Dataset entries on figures

— begin —

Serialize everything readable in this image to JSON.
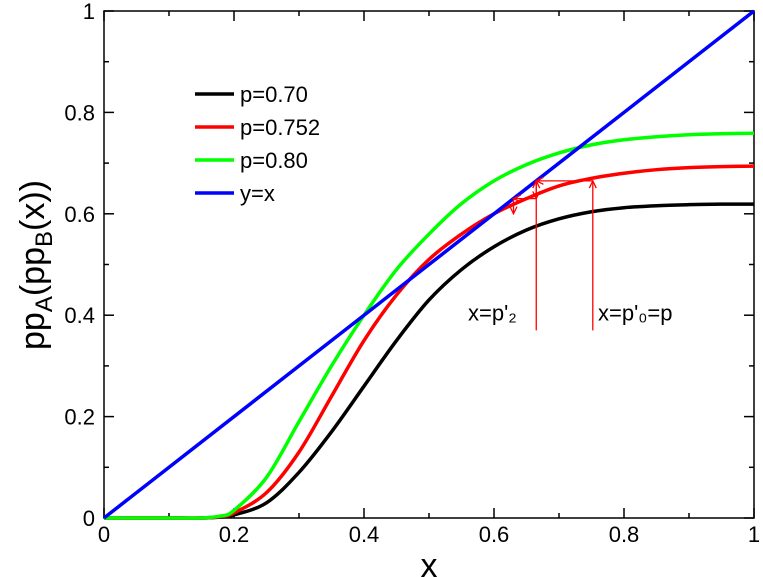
{
  "chart_data": {
    "type": "line",
    "title": "",
    "xlabel": "x",
    "ylabel": {
      "base": "pp",
      "sub1": "A",
      "mid": "(pp",
      "sub2": "B",
      "tail": "(x))"
    },
    "xlim": [
      0,
      1
    ],
    "ylim": [
      0,
      1
    ],
    "xticks": [
      0,
      0.2,
      0.4,
      0.6,
      0.8,
      1
    ],
    "yticks": [
      0,
      0.2,
      0.4,
      0.6,
      0.8,
      1
    ],
    "xtick_labels": [
      "0",
      "0.2",
      "0.4",
      "0.6",
      "0.8",
      "1"
    ],
    "ytick_labels": [
      "0",
      "0.2",
      "0.4",
      "0.6",
      "0.8",
      "1"
    ],
    "legend_position": "top-left",
    "series": [
      {
        "name": "p=0.70",
        "color": "#000000",
        "p": 0.7,
        "x": [
          0,
          0.1,
          0.15,
          0.18,
          0.2,
          0.25,
          0.3,
          0.35,
          0.4,
          0.45,
          0.5,
          0.55,
          0.6,
          0.65,
          0.7,
          0.75,
          0.8,
          0.85,
          0.9,
          0.95,
          1.0
        ],
        "values": [
          0,
          0,
          0.0,
          0.002,
          0.006,
          0.03,
          0.09,
          0.17,
          0.26,
          0.35,
          0.43,
          0.49,
          0.535,
          0.568,
          0.59,
          0.604,
          0.612,
          0.616,
          0.618,
          0.619,
          0.619
        ]
      },
      {
        "name": "p=0.752",
        "color": "#ff0000",
        "p": 0.752,
        "x": [
          0,
          0.1,
          0.15,
          0.18,
          0.2,
          0.25,
          0.3,
          0.35,
          0.4,
          0.45,
          0.5,
          0.55,
          0.6,
          0.65,
          0.7,
          0.75,
          0.8,
          0.85,
          0.9,
          0.95,
          1.0
        ],
        "values": [
          0,
          0,
          0.0,
          0.003,
          0.01,
          0.05,
          0.13,
          0.24,
          0.35,
          0.44,
          0.51,
          0.56,
          0.6,
          0.63,
          0.655,
          0.67,
          0.68,
          0.687,
          0.691,
          0.693,
          0.694
        ]
      },
      {
        "name": "p=0.80",
        "color": "#00ff00",
        "p": 0.8,
        "x": [
          0,
          0.1,
          0.15,
          0.18,
          0.2,
          0.25,
          0.3,
          0.35,
          0.4,
          0.45,
          0.5,
          0.55,
          0.6,
          0.65,
          0.7,
          0.75,
          0.8,
          0.85,
          0.9,
          0.95,
          1.0
        ],
        "values": [
          0,
          0,
          0.0,
          0.004,
          0.015,
          0.08,
          0.19,
          0.3,
          0.4,
          0.49,
          0.56,
          0.62,
          0.665,
          0.697,
          0.72,
          0.736,
          0.746,
          0.752,
          0.756,
          0.758,
          0.759
        ]
      },
      {
        "name": "y=x",
        "color": "#0000ff",
        "x": [
          0,
          1
        ],
        "values": [
          0,
          1
        ]
      }
    ],
    "iteration_arrows": {
      "color": "#ff0000",
      "paths": [
        {
          "points": [
            [
              0.752,
              0.37
            ],
            [
              0.752,
              0.665
            ],
            [
              0.665,
              0.665
            ],
            [
              0.665,
              0.63
            ],
            [
              0.63,
              0.63
            ],
            [
              0.63,
              0.6
            ]
          ]
        },
        {
          "points": [
            [
              0.665,
              0.37
            ],
            [
              0.665,
              0.665
            ]
          ]
        }
      ]
    },
    "annotations": [
      {
        "text": "x=p'₂",
        "x": 0.56,
        "y": 0.39
      },
      {
        "text": "x=p'₀=p",
        "x": 0.76,
        "y": 0.39
      }
    ]
  }
}
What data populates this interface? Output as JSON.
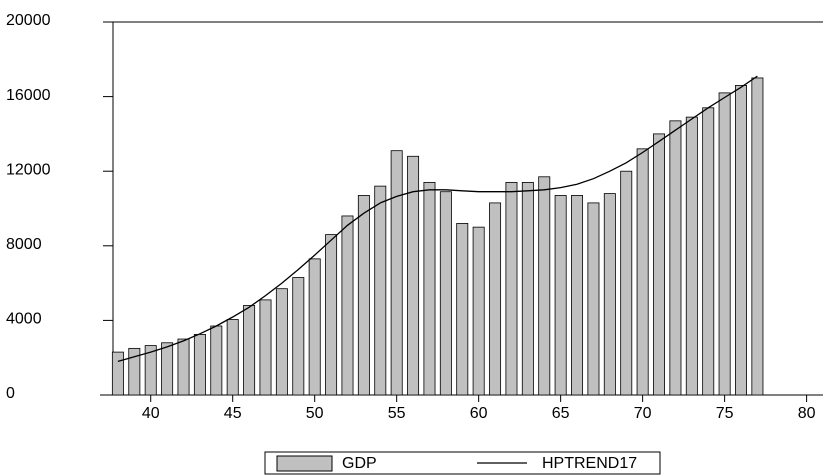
{
  "chart_data": {
    "type": "bar-line",
    "x": [
      38,
      39,
      40,
      41,
      42,
      43,
      44,
      45,
      46,
      47,
      48,
      49,
      50,
      51,
      52,
      53,
      54,
      55,
      56,
      57,
      58,
      59,
      60,
      61,
      62,
      63,
      64,
      65,
      66,
      67,
      68,
      69,
      70,
      71,
      72,
      73,
      74,
      75,
      76,
      77
    ],
    "series": [
      {
        "name": "GDP",
        "kind": "bar",
        "color": "#c0c0c0",
        "values": [
          2300,
          2500,
          2650,
          2800,
          3000,
          3250,
          3700,
          4050,
          4800,
          5100,
          5700,
          6300,
          7300,
          8600,
          9600,
          10700,
          11200,
          13100,
          12800,
          11400,
          10900,
          9200,
          9000,
          10300,
          11400,
          11400,
          11700,
          10700,
          10700,
          10300,
          10800,
          12000,
          13200,
          14000,
          14700,
          14900,
          15400,
          16200,
          16600,
          17000
        ]
      },
      {
        "name": "HPTREND17",
        "kind": "line",
        "color": "#000000",
        "values": [
          1800,
          2050,
          2300,
          2580,
          2900,
          3280,
          3700,
          4180,
          4700,
          5330,
          6000,
          6730,
          7500,
          8300,
          9100,
          9750,
          10300,
          10650,
          10900,
          11000,
          11000,
          10950,
          10900,
          10900,
          10900,
          10950,
          11000,
          11120,
          11300,
          11600,
          12000,
          12450,
          13000,
          13600,
          14200,
          14800,
          15400,
          15950,
          16500,
          17100
        ]
      }
    ],
    "xlim": [
      37.7,
      81
    ],
    "xticks": [
      40,
      45,
      50,
      55,
      60,
      65,
      70,
      75,
      80
    ],
    "ylim": [
      0,
      20000
    ],
    "yticks": [
      0,
      4000,
      8000,
      12000,
      16000,
      20000
    ]
  }
}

— end —

__Requirements__.
In the records above, find each line with the word "color" and copy it.

__Exercise solution__.
        "color": "#000000",
        "color": "#ff0000",
        "color": "#00ff00",
        "color": "#0000ff",
      "color": "#ff0000",
        "color": "#c0c0c0",
        "color": "#000000",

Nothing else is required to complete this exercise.